(Extracted records)
Start

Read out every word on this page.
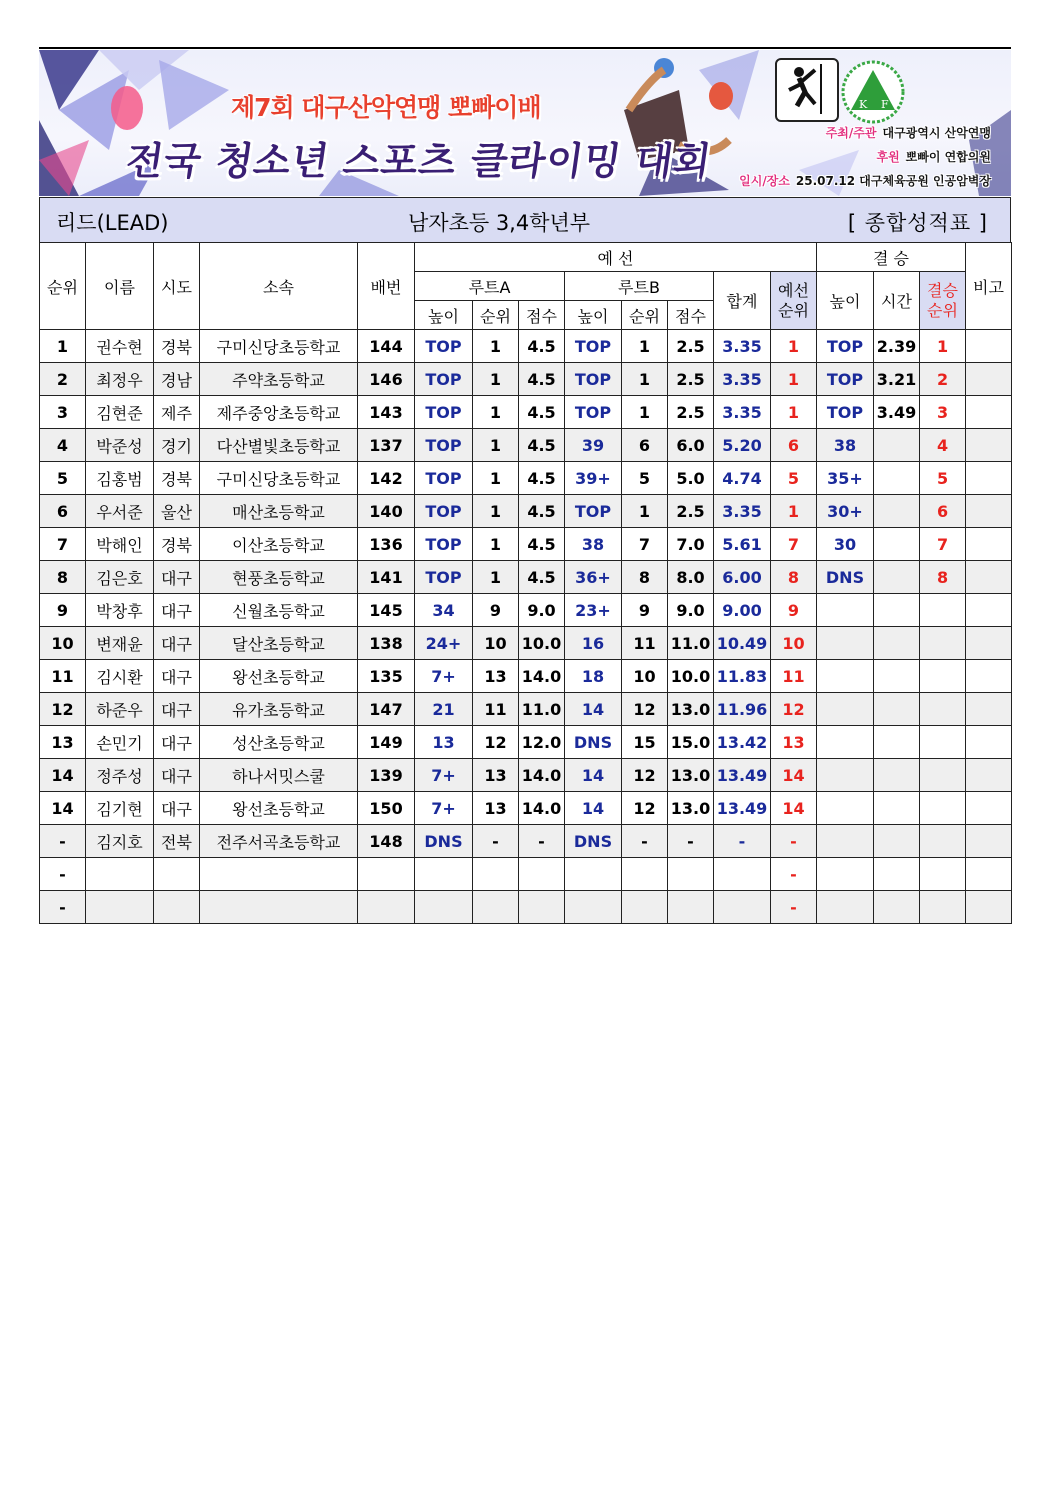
제7회 대구산악연맹 뽀빠이배
전국 청소년 스포츠 클라이밍 대회
K F
주최/주관 대구광역시 산악연맹
후원 뽀빠이 연합의원
일시/장소 25.07.12 대구체육공원 인공암벽장
리드(LEAD)	남자초등 3,4학년부	[ 종합성적표 ]
순위	이름	시도	소속	배번	예 선								결 승			비고
					루트A			루트B			합계	예선 순위	높이	시간	결승 순위	
					높이	순위	점수	높이	순위	점수						
1	권수현	경북	구미신당초등학교	144	TOP	1	4.5	TOP	1	2.5	3.35	1	TOP	2.39	1	
2	최정우	경남	주약초등학교	146	TOP	1	4.5	TOP	1	2.5	3.35	1	TOP	3.21	2	
3	김현준	제주	제주중앙초등학교	143	TOP	1	4.5	TOP	1	2.5	3.35	1	TOP	3.49	3	
4	박준성	경기	다산별빛초등학교	137	TOP	1	4.5	39	6	6.0	5.20	6	38		4	
5	김홍범	경북	구미신당초등학교	142	TOP	1	4.5	39+	5	5.0	4.74	5	35+		5	
6	우서준	울산	매산초등학교	140	TOP	1	4.5	TOP	1	2.5	3.35	1	30+		6	
7	박해인	경북	이산초등학교	136	TOP	1	4.5	38	7	7.0	5.61	7	30		7	
8	김은호	대구	현풍초등학교	141	TOP	1	4.5	36+	8	8.0	6.00	8	DNS		8	
9	박창후	대구	신월초등학교	145	34	9	9.0	23+	9	9.0	9.00	9				
10	변재윤	대구	달산초등학교	138	24+	10	10.0	16	11	11.0	10.49	10				
11	김시환	대구	왕선초등학교	135	7+	13	14.0	18	10	10.0	11.83	11				
12	하준우	대구	유가초등학교	147	21	11	11.0	14	12	13.0	11.96	12				
13	손민기	대구	성산초등학교	149	13	12	12.0	DNS	15	15.0	13.42	13				
14	정주성	대구	하나서밋스쿨	139	7+	13	14.0	14	12	13.0	13.49	14				
14	김기현	대구	왕선초등학교	150	7+	13	14.0	14	12	13.0	13.49	14				
-	김지호	전북	전주서곡초등학교	148	DNS	-	-	DNS	-	-	-	-				
-												-				
-												-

End

■ WRITTEN INSTRUCTION
Copy the entries exactly. Leave out the images.

■ RESULT FOR THIS EXERCISE
Read out every word on this page.
제7회 대구산악연맹 뽀빠이배
전국 청소년 스포츠 클라이밍 대회
K F
주최/주관 대구광역시 산악연맹
후원 뽀빠이 연합의원
일시/장소 25.07.12 대구체육공원 인공암벽장
리드(LEAD)	남자초등 3,4학년부	[ 종합성적표 ]
순위	이름	시도	소속	배번	예 선								결 승			비고
					루트A			루트B			합계	예선 순위	높이	시간	결승 순위	
					높이	순위	점수	높이	순위	점수						
1	권수현	경북	구미신당초등학교	144	TOP	1	4.5	TOP	1	2.5	3.35	1	TOP	2.39	1	
2	최정우	경남	주약초등학교	146	TOP	1	4.5	TOP	1	2.5	3.35	1	TOP	3.21	2	
3	김현준	제주	제주중앙초등학교	143	TOP	1	4.5	TOP	1	2.5	3.35	1	TOP	3.49	3	
4	박준성	경기	다산별빛초등학교	137	TOP	1	4.5	39	6	6.0	5.20	6	38		4	
5	김홍범	경북	구미신당초등학교	142	TOP	1	4.5	39+	5	5.0	4.74	5	35+		5	
6	우서준	울산	매산초등학교	140	TOP	1	4.5	TOP	1	2.5	3.35	1	30+		6	
7	박해인	경북	이산초등학교	136	TOP	1	4.5	38	7	7.0	5.61	7	30		7	
8	김은호	대구	현풍초등학교	141	TOP	1	4.5	36+	8	8.0	6.00	8	DNS		8	
9	박창후	대구	신월초등학교	145	34	9	9.0	23+	9	9.0	9.00	9				
10	변재윤	대구	달산초등학교	138	24+	10	10.0	16	11	11.0	10.49	10				
11	김시환	대구	왕선초등학교	135	7+	13	14.0	18	10	10.0	11.83	11				
12	하준우	대구	유가초등학교	147	21	11	11.0	14	12	13.0	11.96	12				
13	손민기	대구	성산초등학교	149	13	12	12.0	DNS	15	15.0	13.42	13				
14	정주성	대구	하나서밋스쿨	139	7+	13	14.0	14	12	13.0	13.49	14				
14	김기현	대구	왕선초등학교	150	7+	13	14.0	14	12	13.0	13.49	14				
-	김지호	전북	전주서곡초등학교	148	DNS	-	-	DNS	-	-	-	-				
-												-				
-												-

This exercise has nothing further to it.